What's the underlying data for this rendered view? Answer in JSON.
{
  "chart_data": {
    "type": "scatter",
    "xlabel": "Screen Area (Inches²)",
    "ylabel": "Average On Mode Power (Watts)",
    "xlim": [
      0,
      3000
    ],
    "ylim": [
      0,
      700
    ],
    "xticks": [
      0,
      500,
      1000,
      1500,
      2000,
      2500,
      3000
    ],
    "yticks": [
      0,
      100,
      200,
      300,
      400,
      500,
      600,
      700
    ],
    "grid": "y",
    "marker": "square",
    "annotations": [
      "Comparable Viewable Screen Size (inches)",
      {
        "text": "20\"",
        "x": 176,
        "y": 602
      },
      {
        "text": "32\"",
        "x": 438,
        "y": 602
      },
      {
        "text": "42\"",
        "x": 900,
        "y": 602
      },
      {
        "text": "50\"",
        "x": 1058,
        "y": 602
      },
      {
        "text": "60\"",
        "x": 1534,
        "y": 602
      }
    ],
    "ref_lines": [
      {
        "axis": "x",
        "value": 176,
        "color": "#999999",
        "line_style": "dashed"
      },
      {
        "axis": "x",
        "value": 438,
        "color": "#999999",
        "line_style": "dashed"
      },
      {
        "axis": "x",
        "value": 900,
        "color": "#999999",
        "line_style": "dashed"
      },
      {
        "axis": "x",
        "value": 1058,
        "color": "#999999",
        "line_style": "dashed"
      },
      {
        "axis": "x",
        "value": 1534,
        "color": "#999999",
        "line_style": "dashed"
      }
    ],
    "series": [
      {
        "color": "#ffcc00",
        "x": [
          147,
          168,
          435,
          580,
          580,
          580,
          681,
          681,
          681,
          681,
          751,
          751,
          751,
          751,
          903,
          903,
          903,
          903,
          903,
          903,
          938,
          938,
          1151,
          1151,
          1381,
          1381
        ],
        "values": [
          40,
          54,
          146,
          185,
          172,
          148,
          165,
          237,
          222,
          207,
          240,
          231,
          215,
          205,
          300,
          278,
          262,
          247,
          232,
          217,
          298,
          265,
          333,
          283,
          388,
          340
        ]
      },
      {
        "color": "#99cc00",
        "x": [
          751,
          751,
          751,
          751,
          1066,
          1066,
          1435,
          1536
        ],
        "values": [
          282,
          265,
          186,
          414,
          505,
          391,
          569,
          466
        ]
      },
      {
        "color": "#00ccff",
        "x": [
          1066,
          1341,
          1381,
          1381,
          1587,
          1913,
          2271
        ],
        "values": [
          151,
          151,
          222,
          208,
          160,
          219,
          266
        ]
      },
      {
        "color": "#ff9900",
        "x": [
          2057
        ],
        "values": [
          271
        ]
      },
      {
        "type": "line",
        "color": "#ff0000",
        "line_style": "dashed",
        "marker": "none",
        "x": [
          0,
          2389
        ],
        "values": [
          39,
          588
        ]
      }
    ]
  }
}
---
Task directions -
Make an exact copy of the records.

Solved problem -
What's the underlying data for this rendered view? Answer in JSON.
{
  "chart_data": {
    "type": "scatter",
    "xlabel": "Screen Area (Inches²)",
    "ylabel": "Average On Mode Power (Watts)",
    "xlim": [
      0,
      3000
    ],
    "ylim": [
      0,
      700
    ],
    "xticks": [
      0,
      500,
      1000,
      1500,
      2000,
      2500,
      3000
    ],
    "yticks": [
      0,
      100,
      200,
      300,
      400,
      500,
      600,
      700
    ],
    "grid": "y",
    "marker": "square",
    "annotations": [
      "Comparable Viewable Screen Size (inches)",
      {
        "text": "20\"",
        "x": 176,
        "y": 602
      },
      {
        "text": "32\"",
        "x": 438,
        "y": 602
      },
      {
        "text": "42\"",
        "x": 900,
        "y": 602
      },
      {
        "text": "50\"",
        "x": 1058,
        "y": 602
      },
      {
        "text": "60\"",
        "x": 1534,
        "y": 602
      }
    ],
    "ref_lines": [
      {
        "axis": "x",
        "value": 176,
        "color": "#999999",
        "line_style": "dashed"
      },
      {
        "axis": "x",
        "value": 438,
        "color": "#999999",
        "line_style": "dashed"
      },
      {
        "axis": "x",
        "value": 900,
        "color": "#999999",
        "line_style": "dashed"
      },
      {
        "axis": "x",
        "value": 1058,
        "color": "#999999",
        "line_style": "dashed"
      },
      {
        "axis": "x",
        "value": 1534,
        "color": "#999999",
        "line_style": "dashed"
      }
    ],
    "series": [
      {
        "color": "#ffcc00",
        "x": [
          147,
          168,
          435,
          580,
          580,
          580,
          681,
          681,
          681,
          681,
          751,
          751,
          751,
          751,
          903,
          903,
          903,
          903,
          903,
          903,
          938,
          938,
          1151,
          1151,
          1381,
          1381
        ],
        "values": [
          40,
          54,
          146,
          185,
          172,
          148,
          165,
          237,
          222,
          207,
          240,
          231,
          215,
          205,
          300,
          278,
          262,
          247,
          232,
          217,
          298,
          265,
          333,
          283,
          388,
          340
        ]
      },
      {
        "color": "#99cc00",
        "x": [
          751,
          751,
          751,
          751,
          1066,
          1066,
          1435,
          1536
        ],
        "values": [
          282,
          265,
          186,
          414,
          505,
          391,
          569,
          466
        ]
      },
      {
        "color": "#00ccff",
        "x": [
          1066,
          1341,
          1381,
          1381,
          1587,
          1913,
          2271
        ],
        "values": [
          151,
          151,
          222,
          208,
          160,
          219,
          266
        ]
      },
      {
        "color": "#ff9900",
        "x": [
          2057
        ],
        "values": [
          271
        ]
      },
      {
        "type": "line",
        "color": "#ff0000",
        "line_style": "dashed",
        "marker": "none",
        "x": [
          0,
          2389
        ],
        "values": [
          39,
          588
        ]
      }
    ]
  }
}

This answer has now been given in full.